» **Given instruction**
Scan the lines and state how many carry "record". Leave out everything but the number.

------------------------------------------------------------------------

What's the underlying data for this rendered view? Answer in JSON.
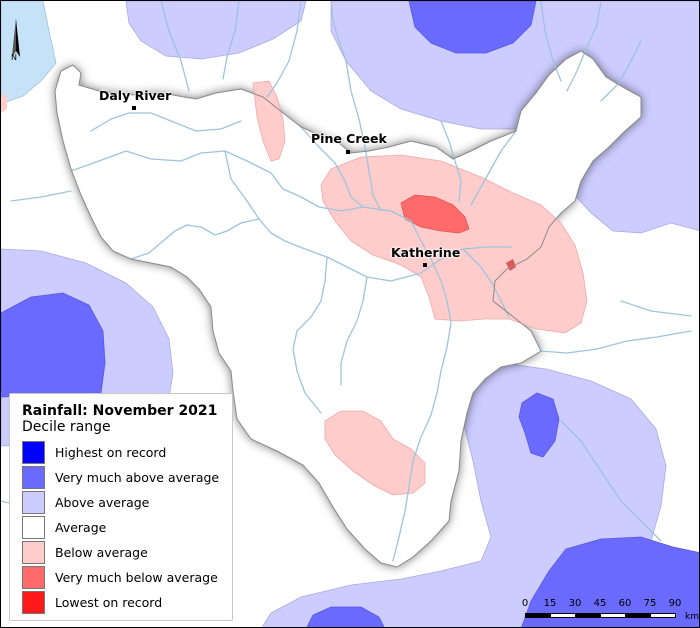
{
  "title": "Rainfall: November 2021",
  "subtitle": "Decile range",
  "legend": [
    {
      "label": "Highest on record",
      "color": "#0000ff"
    },
    {
      "label": "Very much above average",
      "color": "#6a6aff"
    },
    {
      "label": "Above average",
      "color": "#ccccff"
    },
    {
      "label": "Average",
      "color": "#ffffff"
    },
    {
      "label": "Below average",
      "color": "#ffcccc"
    },
    {
      "label": "Very much below average",
      "color": "#ff6a6a"
    },
    {
      "label": "Lowest on record",
      "color": "#ff1a1a"
    }
  ],
  "places": [
    {
      "name": "Daly River"
    },
    {
      "name": "Pine Creek"
    },
    {
      "name": "Katherine"
    }
  ],
  "north_label": "N",
  "scale": {
    "ticks": [
      "0",
      "15",
      "30",
      "45",
      "60",
      "75",
      "90"
    ],
    "unit": "km"
  },
  "colors": {
    "water": "#c6e2f7",
    "river": "#9ec4dd",
    "catchment_border": "#8a8a8a"
  }
}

------------------------------------------------------------------------

» **Response**
2